= Problem =
Can you restate the records below word for word?

= Records for this task =
>> start

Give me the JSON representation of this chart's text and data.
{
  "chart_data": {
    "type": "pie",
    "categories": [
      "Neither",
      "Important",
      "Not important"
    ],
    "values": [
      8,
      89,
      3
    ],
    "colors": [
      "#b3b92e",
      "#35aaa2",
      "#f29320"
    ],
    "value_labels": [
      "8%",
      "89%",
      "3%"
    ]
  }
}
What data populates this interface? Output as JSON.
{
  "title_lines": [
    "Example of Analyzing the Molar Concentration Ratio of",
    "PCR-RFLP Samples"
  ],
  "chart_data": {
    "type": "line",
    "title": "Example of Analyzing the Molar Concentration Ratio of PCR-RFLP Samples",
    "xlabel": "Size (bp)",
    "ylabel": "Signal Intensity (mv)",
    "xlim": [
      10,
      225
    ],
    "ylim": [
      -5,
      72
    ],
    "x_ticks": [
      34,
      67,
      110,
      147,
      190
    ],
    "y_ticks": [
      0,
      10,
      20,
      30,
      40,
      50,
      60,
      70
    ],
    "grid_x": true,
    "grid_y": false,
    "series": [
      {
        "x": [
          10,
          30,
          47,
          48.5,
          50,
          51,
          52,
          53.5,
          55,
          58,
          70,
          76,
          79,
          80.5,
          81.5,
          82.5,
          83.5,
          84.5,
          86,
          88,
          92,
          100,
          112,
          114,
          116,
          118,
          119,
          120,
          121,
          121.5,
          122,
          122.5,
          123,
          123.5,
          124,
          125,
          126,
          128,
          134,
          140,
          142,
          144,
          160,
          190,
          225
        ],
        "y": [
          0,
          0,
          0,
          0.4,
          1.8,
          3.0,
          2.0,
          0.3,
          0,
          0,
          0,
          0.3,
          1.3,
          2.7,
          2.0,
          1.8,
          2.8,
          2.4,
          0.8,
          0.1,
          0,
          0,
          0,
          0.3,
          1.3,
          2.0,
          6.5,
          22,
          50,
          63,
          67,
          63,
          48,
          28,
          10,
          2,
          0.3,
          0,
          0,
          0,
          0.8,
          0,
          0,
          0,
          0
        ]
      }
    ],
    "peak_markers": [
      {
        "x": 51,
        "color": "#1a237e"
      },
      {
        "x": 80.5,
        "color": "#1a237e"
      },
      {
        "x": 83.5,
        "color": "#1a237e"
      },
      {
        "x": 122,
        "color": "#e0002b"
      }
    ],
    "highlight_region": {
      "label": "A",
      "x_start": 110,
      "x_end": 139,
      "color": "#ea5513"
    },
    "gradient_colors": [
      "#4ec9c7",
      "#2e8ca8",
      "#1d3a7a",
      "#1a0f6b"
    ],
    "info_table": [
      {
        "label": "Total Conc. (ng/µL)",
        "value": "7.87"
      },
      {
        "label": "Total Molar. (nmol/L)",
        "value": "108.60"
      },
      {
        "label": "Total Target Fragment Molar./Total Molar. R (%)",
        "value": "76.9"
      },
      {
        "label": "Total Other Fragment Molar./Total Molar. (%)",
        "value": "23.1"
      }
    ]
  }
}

>> end

= Expected answer =
Give me the JSON representation of this chart's text and data.
{
  "chart_data": {
    "type": "pie",
    "categories": [
      "Neither",
      "Important",
      "Not important"
    ],
    "values": [
      8,
      89,
      3
    ],
    "colors": [
      "#b3b92e",
      "#35aaa2",
      "#f29320"
    ],
    "value_labels": [
      "8%",
      "89%",
      "3%"
    ]
  }
}
What data populates this interface? Output as JSON.
{
  "title_lines": [
    "Example of Analyzing the Molar Concentration Ratio of",
    "PCR-RFLP Samples"
  ],
  "chart_data": {
    "type": "line",
    "title": "Example of Analyzing the Molar Concentration Ratio of PCR-RFLP Samples",
    "xlabel": "Size (bp)",
    "ylabel": "Signal Intensity (mv)",
    "xlim": [
      10,
      225
    ],
    "ylim": [
      -5,
      72
    ],
    "x_ticks": [
      34,
      67,
      110,
      147,
      190
    ],
    "y_ticks": [
      0,
      10,
      20,
      30,
      40,
      50,
      60,
      70
    ],
    "grid_x": true,
    "grid_y": false,
    "series": [
      {
        "x": [
          10,
          30,
          47,
          48.5,
          50,
          51,
          52,
          53.5,
          55,
          58,
          70,
          76,
          79,
          80.5,
          81.5,
          82.5,
          83.5,
          84.5,
          86,
          88,
          92,
          100,
          112,
          114,
          116,
          118,
          119,
          120,
          121,
          121.5,
          122,
          122.5,
          123,
          123.5,
          124,
          125,
          126,
          128,
          134,
          140,
          142,
          144,
          160,
          190,
          225
        ],
        "y": [
          0,
          0,
          0,
          0.4,
          1.8,
          3.0,
          2.0,
          0.3,
          0,
          0,
          0,
          0.3,
          1.3,
          2.7,
          2.0,
          1.8,
          2.8,
          2.4,
          0.8,
          0.1,
          0,
          0,
          0,
          0.3,
          1.3,
          2.0,
          6.5,
          22,
          50,
          63,
          67,
          63,
          48,
          28,
          10,
          2,
          0.3,
          0,
          0,
          0,
          0.8,
          0,
          0,
          0,
          0
        ]
      }
    ],
    "peak_markers": [
      {
        "x": 51,
        "color": "#1a237e"
      },
      {
        "x": 80.5,
        "color": "#1a237e"
      },
      {
        "x": 83.5,
        "color": "#1a237e"
      },
      {
        "x": 122,
        "color": "#e0002b"
      }
    ],
    "highlight_region": {
      "label": "A",
      "x_start": 110,
      "x_end": 139,
      "color": "#ea5513"
    },
    "gradient_colors": [
      "#4ec9c7",
      "#2e8ca8",
      "#1d3a7a",
      "#1a0f6b"
    ],
    "info_table": [
      {
        "label": "Total Conc. (ng/µL)",
        "value": "7.87"
      },
      {
        "label": "Total Molar. (nmol/L)",
        "value": "108.60"
      },
      {
        "label": "Total Target Fragment Molar./Total Molar. R (%)",
        "value": "76.9"
      },
      {
        "label": "Total Other Fragment Molar./Total Molar. (%)",
        "value": "23.1"
      }
    ]
  }
}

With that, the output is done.